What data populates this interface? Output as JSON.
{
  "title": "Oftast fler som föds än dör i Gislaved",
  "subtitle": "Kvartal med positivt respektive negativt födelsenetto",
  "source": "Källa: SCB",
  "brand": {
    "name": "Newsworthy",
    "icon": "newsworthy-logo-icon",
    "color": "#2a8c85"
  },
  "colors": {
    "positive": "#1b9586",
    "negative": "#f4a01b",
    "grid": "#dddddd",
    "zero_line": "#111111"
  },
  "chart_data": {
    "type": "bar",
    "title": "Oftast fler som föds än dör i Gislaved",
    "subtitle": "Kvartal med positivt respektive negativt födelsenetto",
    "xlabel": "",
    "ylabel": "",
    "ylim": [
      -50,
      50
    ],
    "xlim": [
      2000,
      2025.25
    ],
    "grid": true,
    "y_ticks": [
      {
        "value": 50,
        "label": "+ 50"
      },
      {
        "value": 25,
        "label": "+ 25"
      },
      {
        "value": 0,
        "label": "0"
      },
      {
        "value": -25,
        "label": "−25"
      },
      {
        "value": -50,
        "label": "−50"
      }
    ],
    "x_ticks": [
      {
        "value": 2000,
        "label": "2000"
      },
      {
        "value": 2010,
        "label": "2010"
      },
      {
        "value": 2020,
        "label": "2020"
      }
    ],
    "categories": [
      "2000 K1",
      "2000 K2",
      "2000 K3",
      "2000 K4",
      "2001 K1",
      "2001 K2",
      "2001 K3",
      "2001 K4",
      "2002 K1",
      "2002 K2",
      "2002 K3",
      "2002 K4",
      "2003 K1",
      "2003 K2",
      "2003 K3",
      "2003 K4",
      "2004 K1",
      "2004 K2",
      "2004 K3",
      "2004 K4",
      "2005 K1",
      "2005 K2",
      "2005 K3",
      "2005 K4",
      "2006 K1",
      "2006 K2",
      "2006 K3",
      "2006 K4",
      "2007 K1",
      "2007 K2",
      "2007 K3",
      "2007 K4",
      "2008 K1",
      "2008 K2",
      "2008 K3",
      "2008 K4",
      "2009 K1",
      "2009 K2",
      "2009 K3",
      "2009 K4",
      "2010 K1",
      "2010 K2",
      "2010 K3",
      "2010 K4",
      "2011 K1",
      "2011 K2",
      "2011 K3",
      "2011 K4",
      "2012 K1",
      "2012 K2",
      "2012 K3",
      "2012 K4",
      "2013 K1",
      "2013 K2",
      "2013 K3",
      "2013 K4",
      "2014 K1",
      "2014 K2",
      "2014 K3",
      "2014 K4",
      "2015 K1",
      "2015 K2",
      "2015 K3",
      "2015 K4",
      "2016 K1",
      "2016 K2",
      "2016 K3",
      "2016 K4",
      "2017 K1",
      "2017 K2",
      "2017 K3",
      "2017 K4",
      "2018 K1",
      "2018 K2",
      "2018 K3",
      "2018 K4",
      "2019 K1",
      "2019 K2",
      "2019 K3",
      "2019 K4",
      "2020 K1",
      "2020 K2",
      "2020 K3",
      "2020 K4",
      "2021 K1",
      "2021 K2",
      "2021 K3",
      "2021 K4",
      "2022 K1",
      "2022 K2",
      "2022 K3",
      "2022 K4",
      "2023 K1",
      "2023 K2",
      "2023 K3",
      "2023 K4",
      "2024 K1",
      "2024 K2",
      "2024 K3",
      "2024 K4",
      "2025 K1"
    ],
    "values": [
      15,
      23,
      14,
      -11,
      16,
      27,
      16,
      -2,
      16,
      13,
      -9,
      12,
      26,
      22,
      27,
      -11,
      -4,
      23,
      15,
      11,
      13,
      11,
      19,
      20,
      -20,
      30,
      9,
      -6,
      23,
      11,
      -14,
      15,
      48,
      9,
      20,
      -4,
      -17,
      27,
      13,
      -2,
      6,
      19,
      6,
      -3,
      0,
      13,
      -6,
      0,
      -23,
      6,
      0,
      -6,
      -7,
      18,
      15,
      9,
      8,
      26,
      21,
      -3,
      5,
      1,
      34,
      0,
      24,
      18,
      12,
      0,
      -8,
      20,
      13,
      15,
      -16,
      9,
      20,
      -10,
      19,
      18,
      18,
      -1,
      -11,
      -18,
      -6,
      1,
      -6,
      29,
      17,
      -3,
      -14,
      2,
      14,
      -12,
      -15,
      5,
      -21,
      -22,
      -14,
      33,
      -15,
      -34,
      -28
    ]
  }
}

# # # #

§ **Problem to work on**
Every line in the data that holds "födelsenetto" should be copied out.

§ **Finished answer**
  "subtitle": "Kvartal med positivt respektive negativt födelsenetto",
    "subtitle": "Kvartal med positivt respektive negativt födelsenetto",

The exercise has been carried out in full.